* **SUPPLIED ENTRIES**
——————————
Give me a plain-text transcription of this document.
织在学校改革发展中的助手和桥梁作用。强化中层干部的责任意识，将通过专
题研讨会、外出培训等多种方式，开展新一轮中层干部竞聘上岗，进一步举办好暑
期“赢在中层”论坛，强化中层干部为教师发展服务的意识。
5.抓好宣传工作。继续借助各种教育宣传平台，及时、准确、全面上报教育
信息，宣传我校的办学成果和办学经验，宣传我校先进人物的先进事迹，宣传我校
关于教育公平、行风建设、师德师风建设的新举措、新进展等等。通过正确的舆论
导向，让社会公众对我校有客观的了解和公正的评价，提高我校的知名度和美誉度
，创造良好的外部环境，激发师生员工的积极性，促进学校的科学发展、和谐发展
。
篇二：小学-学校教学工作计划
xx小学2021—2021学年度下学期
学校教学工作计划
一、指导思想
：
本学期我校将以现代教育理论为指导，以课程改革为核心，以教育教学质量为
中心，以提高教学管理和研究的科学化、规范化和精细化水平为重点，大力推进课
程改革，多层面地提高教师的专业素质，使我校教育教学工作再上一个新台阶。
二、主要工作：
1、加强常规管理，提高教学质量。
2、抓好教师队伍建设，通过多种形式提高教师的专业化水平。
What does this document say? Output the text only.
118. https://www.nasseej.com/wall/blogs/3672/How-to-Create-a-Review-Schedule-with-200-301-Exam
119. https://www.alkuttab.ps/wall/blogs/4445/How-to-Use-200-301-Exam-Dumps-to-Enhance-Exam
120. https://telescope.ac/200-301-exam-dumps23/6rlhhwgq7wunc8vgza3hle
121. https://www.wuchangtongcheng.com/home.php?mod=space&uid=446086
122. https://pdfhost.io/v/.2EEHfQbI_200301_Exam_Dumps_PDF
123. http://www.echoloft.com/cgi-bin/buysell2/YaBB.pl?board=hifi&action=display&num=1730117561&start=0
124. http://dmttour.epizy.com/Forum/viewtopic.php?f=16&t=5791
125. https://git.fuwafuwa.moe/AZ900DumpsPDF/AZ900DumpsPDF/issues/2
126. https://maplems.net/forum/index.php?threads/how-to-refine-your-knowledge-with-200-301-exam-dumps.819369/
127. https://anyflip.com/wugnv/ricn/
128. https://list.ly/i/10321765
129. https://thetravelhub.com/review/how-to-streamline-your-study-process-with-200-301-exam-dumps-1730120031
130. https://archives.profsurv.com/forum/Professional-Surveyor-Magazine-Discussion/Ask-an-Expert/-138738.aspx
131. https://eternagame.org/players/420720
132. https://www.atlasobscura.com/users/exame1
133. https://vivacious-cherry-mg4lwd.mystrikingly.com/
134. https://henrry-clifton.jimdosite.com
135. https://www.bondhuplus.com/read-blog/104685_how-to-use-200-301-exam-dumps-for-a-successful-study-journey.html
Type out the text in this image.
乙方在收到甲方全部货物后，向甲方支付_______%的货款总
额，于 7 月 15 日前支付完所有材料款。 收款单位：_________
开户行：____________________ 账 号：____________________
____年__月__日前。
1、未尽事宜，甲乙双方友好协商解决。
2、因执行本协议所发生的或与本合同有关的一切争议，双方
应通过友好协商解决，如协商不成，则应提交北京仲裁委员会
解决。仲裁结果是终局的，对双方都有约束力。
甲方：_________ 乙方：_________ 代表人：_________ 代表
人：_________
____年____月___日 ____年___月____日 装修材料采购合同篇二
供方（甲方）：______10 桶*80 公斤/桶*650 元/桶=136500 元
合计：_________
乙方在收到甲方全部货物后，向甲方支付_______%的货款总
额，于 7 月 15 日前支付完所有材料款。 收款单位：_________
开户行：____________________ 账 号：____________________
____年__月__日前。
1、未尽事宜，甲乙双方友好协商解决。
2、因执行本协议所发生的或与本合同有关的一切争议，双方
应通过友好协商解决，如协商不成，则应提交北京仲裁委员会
——————————
Each line of the material should be duplicated exactly, please.

* **PROBLEM SOLUTION**
Give me a plain-text transcription of this document.
织在学校改革发展中的助手和桥梁作用。强化中层干部的责任意识，将通过专
题研讨会、外出培训等多种方式，开展新一轮中层干部竞聘上岗，进一步举办好暑
期“赢在中层”论坛，强化中层干部为教师发展服务的意识。
5.抓好宣传工作。继续借助各种教育宣传平台，及时、准确、全面上报教育
信息，宣传我校的办学成果和办学经验，宣传我校先进人物的先进事迹，宣传我校
关于教育公平、行风建设、师德师风建设的新举措、新进展等等。通过正确的舆论
导向，让社会公众对我校有客观的了解和公正的评价，提高我校的知名度和美誉度
，创造良好的外部环境，激发师生员工的积极性，促进学校的科学发展、和谐发展
。
篇二：小学-学校教学工作计划
xx小学2021—2021学年度下学期
学校教学工作计划
一、指导思想
：
本学期我校将以现代教育理论为指导，以课程改革为核心，以教育教学质量为
中心，以提高教学管理和研究的科学化、规范化和精细化水平为重点，大力推进课
程改革，多层面地提高教师的专业素质，使我校教育教学工作再上一个新台阶。
二、主要工作：
1、加强常规管理，提高教学质量。
2、抓好教师队伍建设，通过多种形式提高教师的专业化水平。
What does this document say? Output the text only.
118. https://www.nasseej.com/wall/blogs/3672/How-to-Create-a-Review-Schedule-with-200-301-Exam
119. https://www.alkuttab.ps/wall/blogs/4445/How-to-Use-200-301-Exam-Dumps-to-Enhance-Exam
120. https://telescope.ac/200-301-exam-dumps23/6rlhhwgq7wunc8vgza3hle
121. https://www.wuchangtongcheng.com/home.php?mod=space&uid=446086
122. https://pdfhost.io/v/.2EEHfQbI_200301_Exam_Dumps_PDF
123. http://www.echoloft.com/cgi-bin/buysell2/YaBB.pl?board=hifi&action=display&num=1730117561&start=0
124. http://dmttour.epizy.com/Forum/viewtopic.php?f=16&t=5791
125. https://git.fuwafuwa.moe/AZ900DumpsPDF/AZ900DumpsPDF/issues/2
126. https://maplems.net/forum/index.php?threads/how-to-refine-your-knowledge-with-200-301-exam-dumps.819369/
127. https://anyflip.com/wugnv/ricn/
128. https://list.ly/i/10321765
129. https://thetravelhub.com/review/how-to-streamline-your-study-process-with-200-301-exam-dumps-1730120031
130. https://archives.profsurv.com/forum/Professional-Surveyor-Magazine-Discussion/Ask-an-Expert/-138738.aspx
131. https://eternagame.org/players/420720
132. https://www.atlasobscura.com/users/exame1
133. https://vivacious-cherry-mg4lwd.mystrikingly.com/
134. https://henrry-clifton.jimdosite.com
135. https://www.bondhuplus.com/read-blog/104685_how-to-use-200-301-exam-dumps-for-a-successful-study-journey.html
Type out the text in this image.
乙方在收到甲方全部货物后，向甲方支付_______%的货款总
额，于 7 月 15 日前支付完所有材料款。 收款单位：_________
开户行：____________________ 账 号：____________________
____年__月__日前。
1、未尽事宜，甲乙双方友好协商解决。
2、因执行本协议所发生的或与本合同有关的一切争议，双方
应通过友好协商解决，如协商不成，则应提交北京仲裁委员会
解决。仲裁结果是终局的，对双方都有约束力。
甲方：_________ 乙方：_________ 代表人：_________ 代表
人：_________
____年____月___日 ____年___月____日 装修材料采购合同篇二
供方（甲方）：______10 桶*80 公斤/桶*650 元/桶=136500 元
合计：_________
乙方在收到甲方全部货物后，向甲方支付_______%的货款总
额，于 7 月 15 日前支付完所有材料款。 收款单位：_________
开户行：____________________ 账 号：____________________
____年__月__日前。
1、未尽事宜，甲乙双方友好协商解决。
2、因执行本协议所发生的或与本合同有关的一切争议，双方
应通过友好协商解决，如协商不成，则应提交北京仲裁委员会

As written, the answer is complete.